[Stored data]
Start

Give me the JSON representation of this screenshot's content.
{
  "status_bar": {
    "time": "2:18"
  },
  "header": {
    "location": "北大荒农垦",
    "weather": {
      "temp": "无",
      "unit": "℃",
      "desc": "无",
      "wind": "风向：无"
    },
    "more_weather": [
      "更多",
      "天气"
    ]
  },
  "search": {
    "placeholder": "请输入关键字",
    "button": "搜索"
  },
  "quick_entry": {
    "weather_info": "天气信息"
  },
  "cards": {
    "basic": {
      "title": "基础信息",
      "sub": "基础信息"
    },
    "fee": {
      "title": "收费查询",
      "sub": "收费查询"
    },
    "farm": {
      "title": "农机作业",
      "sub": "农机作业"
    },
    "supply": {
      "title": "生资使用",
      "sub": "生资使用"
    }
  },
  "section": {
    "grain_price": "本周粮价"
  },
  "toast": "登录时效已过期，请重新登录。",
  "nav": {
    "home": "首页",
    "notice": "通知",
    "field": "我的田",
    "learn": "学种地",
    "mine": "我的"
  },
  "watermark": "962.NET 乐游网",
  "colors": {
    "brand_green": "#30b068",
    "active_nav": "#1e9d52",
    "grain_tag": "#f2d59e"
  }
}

End

Your task is to transcribe the material exactly.

Give me the JSON representation of this screenshot's content.
{
  "status_bar": {
    "time": "2:18"
  },
  "header": {
    "location": "北大荒农垦",
    "weather": {
      "temp": "无",
      "unit": "℃",
      "desc": "无",
      "wind": "风向：无"
    },
    "more_weather": [
      "更多",
      "天气"
    ]
  },
  "search": {
    "placeholder": "请输入关键字",
    "button": "搜索"
  },
  "quick_entry": {
    "weather_info": "天气信息"
  },
  "cards": {
    "basic": {
      "title": "基础信息",
      "sub": "基础信息"
    },
    "fee": {
      "title": "收费查询",
      "sub": "收费查询"
    },
    "farm": {
      "title": "农机作业",
      "sub": "农机作业"
    },
    "supply": {
      "title": "生资使用",
      "sub": "生资使用"
    }
  },
  "section": {
    "grain_price": "本周粮价"
  },
  "toast": "登录时效已过期，请重新登录。",
  "nav": {
    "home": "首页",
    "notice": "通知",
    "field": "我的田",
    "learn": "学种地",
    "mine": "我的"
  },
  "watermark": "962.NET 乐游网",
  "colors": {
    "brand_green": "#30b068",
    "active_nav": "#1e9d52",
    "grain_tag": "#f2d59e"
  }
}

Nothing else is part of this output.